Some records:

┌──

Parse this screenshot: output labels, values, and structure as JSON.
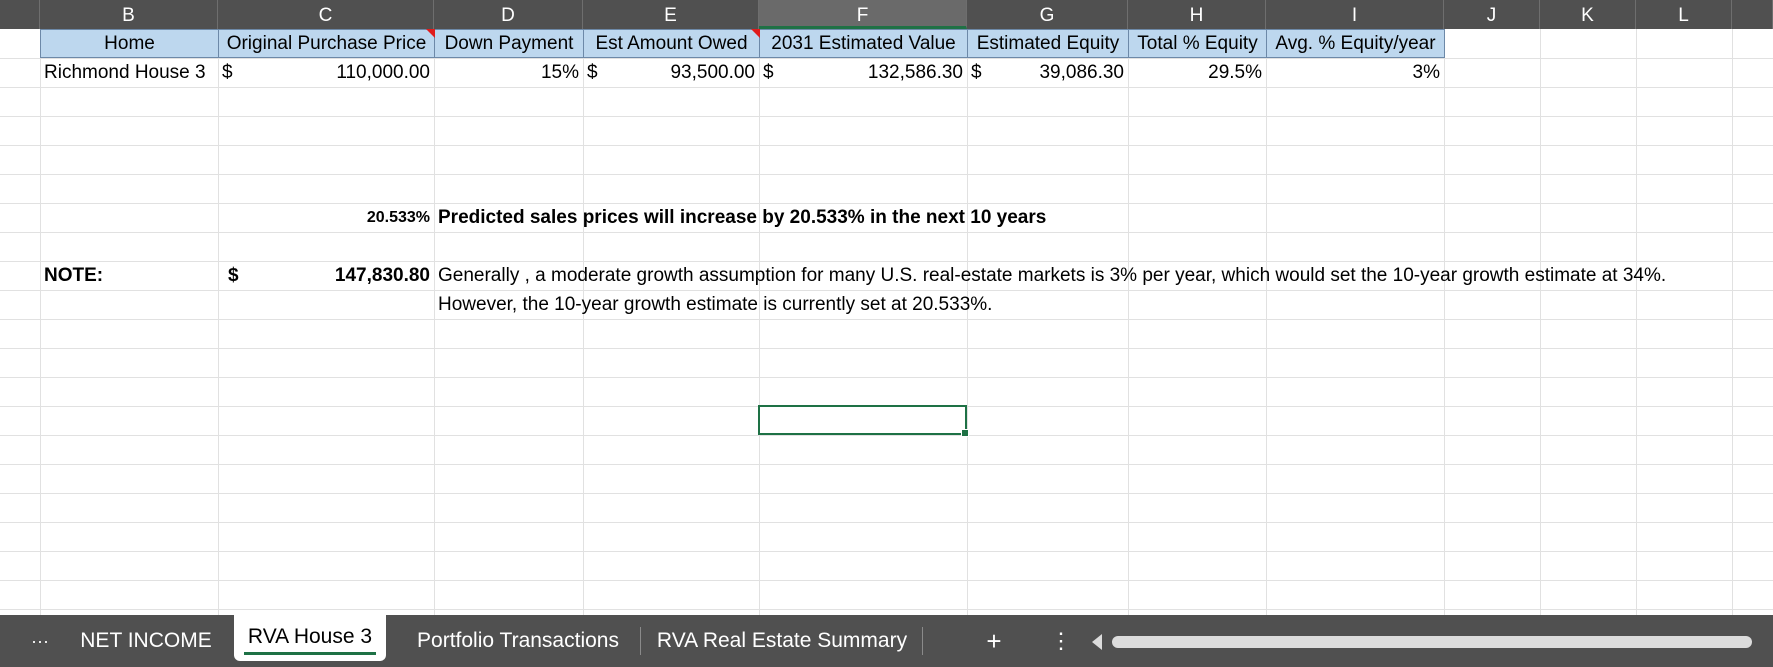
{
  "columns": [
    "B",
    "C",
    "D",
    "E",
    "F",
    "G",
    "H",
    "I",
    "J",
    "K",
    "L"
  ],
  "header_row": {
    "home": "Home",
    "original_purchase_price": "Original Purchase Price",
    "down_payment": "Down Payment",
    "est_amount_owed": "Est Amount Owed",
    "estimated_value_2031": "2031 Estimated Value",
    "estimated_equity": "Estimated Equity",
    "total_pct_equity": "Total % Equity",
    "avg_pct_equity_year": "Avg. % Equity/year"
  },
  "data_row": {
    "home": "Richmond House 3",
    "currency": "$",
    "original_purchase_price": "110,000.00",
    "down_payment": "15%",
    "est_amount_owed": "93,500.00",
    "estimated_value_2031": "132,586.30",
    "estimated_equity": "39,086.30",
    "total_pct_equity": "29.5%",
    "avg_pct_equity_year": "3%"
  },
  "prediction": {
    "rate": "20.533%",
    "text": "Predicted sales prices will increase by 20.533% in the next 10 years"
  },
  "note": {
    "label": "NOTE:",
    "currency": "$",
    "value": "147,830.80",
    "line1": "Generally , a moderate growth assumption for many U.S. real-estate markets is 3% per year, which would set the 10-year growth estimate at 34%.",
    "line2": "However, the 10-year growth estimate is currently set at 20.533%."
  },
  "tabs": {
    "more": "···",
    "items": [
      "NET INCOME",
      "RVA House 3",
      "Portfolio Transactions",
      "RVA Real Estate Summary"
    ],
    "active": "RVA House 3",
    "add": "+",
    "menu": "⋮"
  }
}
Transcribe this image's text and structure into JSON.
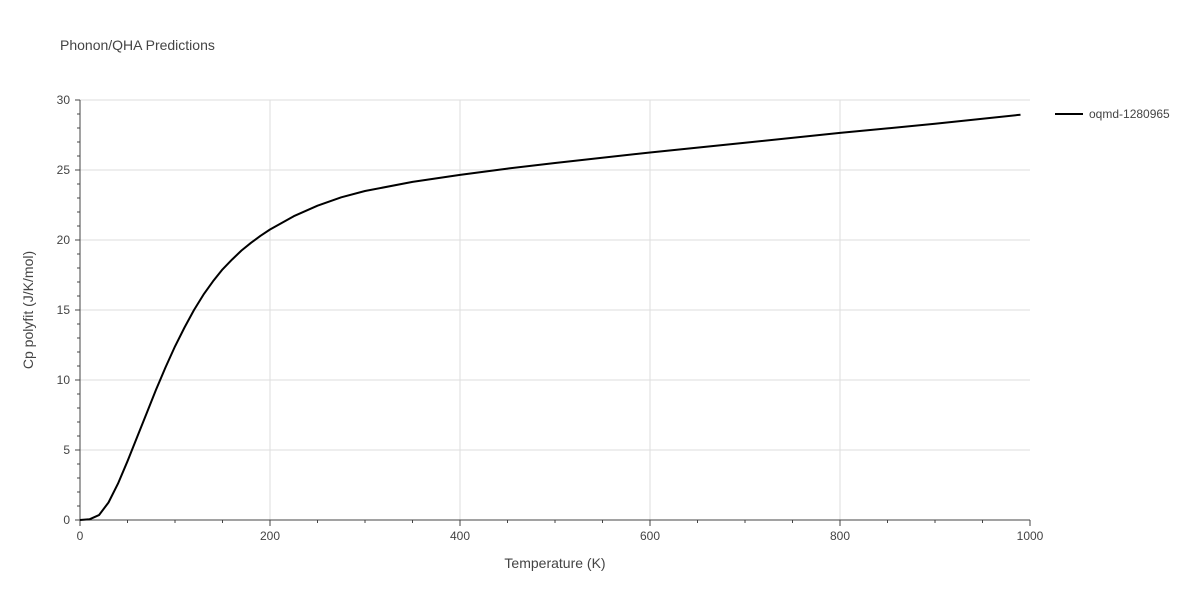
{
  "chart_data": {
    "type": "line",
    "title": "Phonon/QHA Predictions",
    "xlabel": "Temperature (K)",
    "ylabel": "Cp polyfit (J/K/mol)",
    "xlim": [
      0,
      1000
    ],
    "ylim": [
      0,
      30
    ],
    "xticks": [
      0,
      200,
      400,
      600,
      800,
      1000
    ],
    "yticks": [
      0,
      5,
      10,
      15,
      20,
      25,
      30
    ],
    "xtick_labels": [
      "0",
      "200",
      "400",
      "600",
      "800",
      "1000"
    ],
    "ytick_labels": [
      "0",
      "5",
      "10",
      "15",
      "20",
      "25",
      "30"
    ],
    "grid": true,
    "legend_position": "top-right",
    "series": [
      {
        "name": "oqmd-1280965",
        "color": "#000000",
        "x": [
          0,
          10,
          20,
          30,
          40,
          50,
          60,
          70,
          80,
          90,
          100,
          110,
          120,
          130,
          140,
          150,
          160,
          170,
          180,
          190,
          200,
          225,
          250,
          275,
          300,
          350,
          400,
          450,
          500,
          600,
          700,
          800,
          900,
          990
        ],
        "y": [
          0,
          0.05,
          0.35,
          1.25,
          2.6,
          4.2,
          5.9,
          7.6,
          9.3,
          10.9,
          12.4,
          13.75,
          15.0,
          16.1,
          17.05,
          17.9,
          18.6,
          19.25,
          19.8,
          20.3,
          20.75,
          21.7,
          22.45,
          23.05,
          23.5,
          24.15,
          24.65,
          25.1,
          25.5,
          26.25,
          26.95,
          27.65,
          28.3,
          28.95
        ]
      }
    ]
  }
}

└──

## [Requirements]
Using the data above, print every line exactly, omitting pictures.

## [Solution to this exercise]
Parse this screenshot: output labels, values, and structure as JSON.
{
  "columns": [
    "B",
    "C",
    "D",
    "E",
    "F",
    "G",
    "H",
    "I",
    "J",
    "K",
    "L"
  ],
  "header_row": {
    "home": "Home",
    "original_purchase_price": "Original Purchase Price",
    "down_payment": "Down Payment",
    "est_amount_owed": "Est Amount Owed",
    "estimated_value_2031": "2031 Estimated Value",
    "estimated_equity": "Estimated Equity",
    "total_pct_equity": "Total % Equity",
    "avg_pct_equity_year": "Avg. % Equity/year"
  },
  "data_row": {
    "home": "Richmond House 3",
    "currency": "$",
    "original_purchase_price": "110,000.00",
    "down_payment": "15%",
    "est_amount_owed": "93,500.00",
    "estimated_value_2031": "132,586.30",
    "estimated_equity": "39,086.30",
    "total_pct_equity": "29.5%",
    "avg_pct_equity_year": "3%"
  },
  "prediction": {
    "rate": "20.533%",
    "text": "Predicted sales prices will increase by 20.533% in the next 10 years"
  },
  "note": {
    "label": "NOTE:",
    "currency": "$",
    "value": "147,830.80",
    "line1": "Generally , a moderate growth assumption for many U.S. real-estate markets is 3% per year, which would set the 10-year growth estimate at 34%.",
    "line2": "However, the 10-year growth estimate is currently set at 20.533%."
  },
  "tabs": {
    "more": "···",
    "items": [
      "NET INCOME",
      "RVA House 3",
      "Portfolio Transactions",
      "RVA Real Estate Summary"
    ],
    "active": "RVA House 3",
    "add": "+",
    "menu": "⋮"
  }
}
Transcribe this image's text and structure into JSON.
{
  "chart_data": {
    "type": "line",
    "title": "Phonon/QHA Predictions",
    "xlabel": "Temperature (K)",
    "ylabel": "Cp polyfit (J/K/mol)",
    "xlim": [
      0,
      1000
    ],
    "ylim": [
      0,
      30
    ],
    "xticks": [
      0,
      200,
      400,
      600,
      800,
      1000
    ],
    "yticks": [
      0,
      5,
      10,
      15,
      20,
      25,
      30
    ],
    "xtick_labels": [
      "0",
      "200",
      "400",
      "600",
      "800",
      "1000"
    ],
    "ytick_labels": [
      "0",
      "5",
      "10",
      "15",
      "20",
      "25",
      "30"
    ],
    "grid": true,
    "legend_position": "top-right",
    "series": [
      {
        "name": "oqmd-1280965",
        "color": "#000000",
        "x": [
          0,
          10,
          20,
          30,
          40,
          50,
          60,
          70,
          80,
          90,
          100,
          110,
          120,
          130,
          140,
          150,
          160,
          170,
          180,
          190,
          200,
          225,
          250,
          275,
          300,
          350,
          400,
          450,
          500,
          600,
          700,
          800,
          900,
          990
        ],
        "y": [
          0,
          0.05,
          0.35,
          1.25,
          2.6,
          4.2,
          5.9,
          7.6,
          9.3,
          10.9,
          12.4,
          13.75,
          15.0,
          16.1,
          17.05,
          17.9,
          18.6,
          19.25,
          19.8,
          20.3,
          20.75,
          21.7,
          22.45,
          23.05,
          23.5,
          24.15,
          24.65,
          25.1,
          25.5,
          26.25,
          26.95,
          27.65,
          28.3,
          28.95
        ]
      }
    ]
  }
}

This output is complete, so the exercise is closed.